Listed records.
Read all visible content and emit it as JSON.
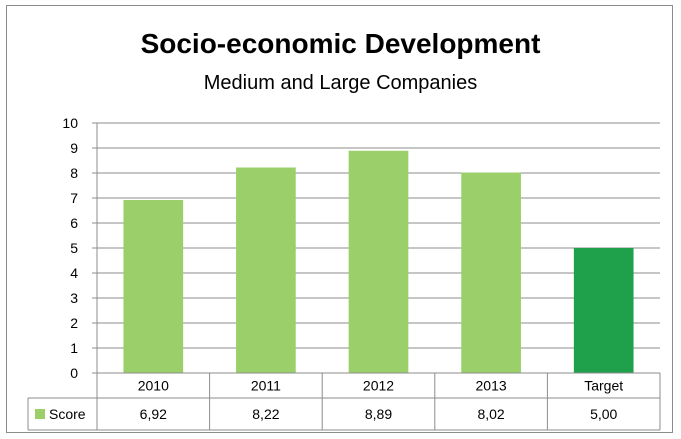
{
  "chart_data": {
    "type": "bar",
    "title": "Socio-economic Development",
    "subtitle": "Medium and Large Companies",
    "categories": [
      "2010",
      "2011",
      "2012",
      "2013",
      "Target"
    ],
    "series": [
      {
        "name": "Score",
        "values": [
          6.92,
          8.22,
          8.89,
          8.02,
          5.0
        ],
        "display_values": [
          "6,92",
          "8,22",
          "8,89",
          "8,02",
          "5,00"
        ]
      }
    ],
    "ylim": [
      0,
      10
    ],
    "yticks": [
      "0",
      "1",
      "2",
      "3",
      "4",
      "5",
      "6",
      "7",
      "8",
      "9",
      "10"
    ],
    "grid": true,
    "legend": "data-table",
    "colors": {
      "bar": "#9bcf6a",
      "target_bar": "#1fa14b",
      "grid": "#8c8c8c",
      "legend_key": "#9bcf6a"
    }
  }
}
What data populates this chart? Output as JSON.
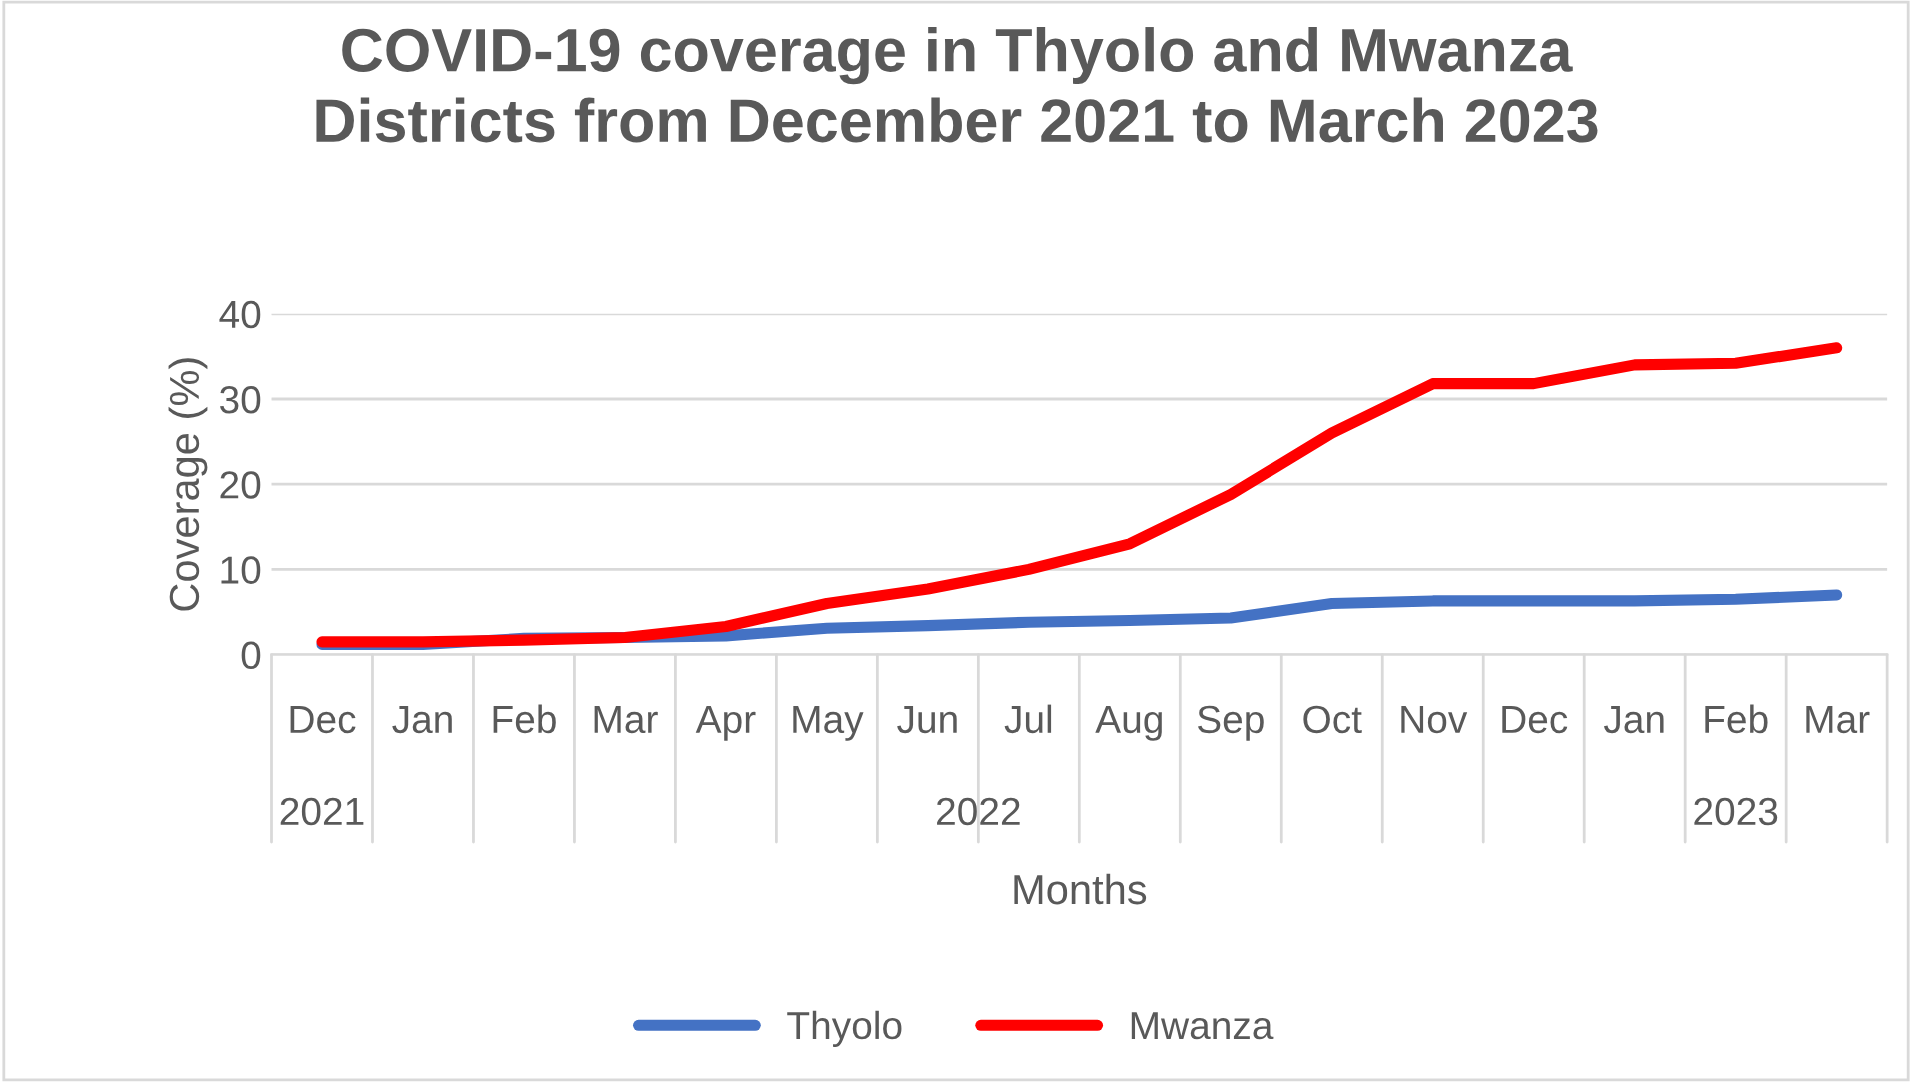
{
  "chart_data": {
    "type": "line",
    "title": "COVID-19 coverage in Thyolo and Mwanza\nDistricts from December 2021 to March 2023",
    "xlabel": "Months",
    "ylabel": "Coverage (%)",
    "categories": [
      "Dec",
      "Jan",
      "Feb",
      "Mar",
      "Apr",
      "May",
      "Jun",
      "Jul",
      "Aug",
      "Sep",
      "Oct",
      "Nov",
      "Dec",
      "Jan",
      "Feb",
      "Mar"
    ],
    "series": [
      {
        "name": "Thyolo",
        "color": "#4472c4",
        "values": [
          1.2,
          1.2,
          1.9,
          2.0,
          2.2,
          3.1,
          3.4,
          3.8,
          4.0,
          4.3,
          6.0,
          6.3,
          6.3,
          6.3,
          6.5,
          7.0
        ]
      },
      {
        "name": "Mwanza",
        "color": "#ff0000",
        "values": [
          1.5,
          1.5,
          1.7,
          2.0,
          3.3,
          6.0,
          7.7,
          10.0,
          13.0,
          18.8,
          26.0,
          31.8,
          31.8,
          34.0,
          34.2,
          36.0
        ]
      }
    ],
    "annotations": [
      "2021",
      "2022",
      "2023"
    ],
    "ylim": [
      0,
      40
    ],
    "yticks": [
      0,
      10,
      20,
      30,
      40
    ],
    "grid": "y",
    "legend": "bottom",
    "marker": "none",
    "line_style": "solid"
  }
}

Work to complete. Every record is to be reproduced exactly, with no pictures included.

Exercise answer.
Read all visible content and emit it as JSON.
{
  "chart_data": {
    "type": "bar",
    "title": "Socio-economic Development",
    "subtitle": "Medium and Large Companies",
    "categories": [
      "2010",
      "2011",
      "2012",
      "2013",
      "Target"
    ],
    "series": [
      {
        "name": "Score",
        "values": [
          6.92,
          8.22,
          8.89,
          8.02,
          5.0
        ],
        "display_values": [
          "6,92",
          "8,22",
          "8,89",
          "8,02",
          "5,00"
        ]
      }
    ],
    "ylim": [
      0,
      10
    ],
    "yticks": [
      "0",
      "1",
      "2",
      "3",
      "4",
      "5",
      "6",
      "7",
      "8",
      "9",
      "10"
    ],
    "grid": true,
    "legend": "data-table",
    "colors": {
      "bar": "#9bcf6a",
      "target_bar": "#1fa14b",
      "grid": "#8c8c8c",
      "legend_key": "#9bcf6a"
    }
  }
}
What data populates this chart? Output as JSON.
{
  "chart_data": {
    "type": "line",
    "title": "COVID-19 coverage in Thyolo and Mwanza\nDistricts from December 2021 to March 2023",
    "xlabel": "Months",
    "ylabel": "Coverage (%)",
    "categories": [
      "Dec",
      "Jan",
      "Feb",
      "Mar",
      "Apr",
      "May",
      "Jun",
      "Jul",
      "Aug",
      "Sep",
      "Oct",
      "Nov",
      "Dec",
      "Jan",
      "Feb",
      "Mar"
    ],
    "series": [
      {
        "name": "Thyolo",
        "color": "#4472c4",
        "values": [
          1.2,
          1.2,
          1.9,
          2.0,
          2.2,
          3.1,
          3.4,
          3.8,
          4.0,
          4.3,
          6.0,
          6.3,
          6.3,
          6.3,
          6.5,
          7.0
        ]
      },
      {
        "name": "Mwanza",
        "color": "#ff0000",
        "values": [
          1.5,
          1.5,
          1.7,
          2.0,
          3.3,
          6.0,
          7.7,
          10.0,
          13.0,
          18.8,
          26.0,
          31.8,
          31.8,
          34.0,
          34.2,
          36.0
        ]
      }
    ],
    "annotations": [
      "2021",
      "2022",
      "2023"
    ],
    "ylim": [
      0,
      40
    ],
    "yticks": [
      0,
      10,
      20,
      30,
      40
    ],
    "grid": "y",
    "legend": "bottom",
    "marker": "none",
    "line_style": "solid"
  }
}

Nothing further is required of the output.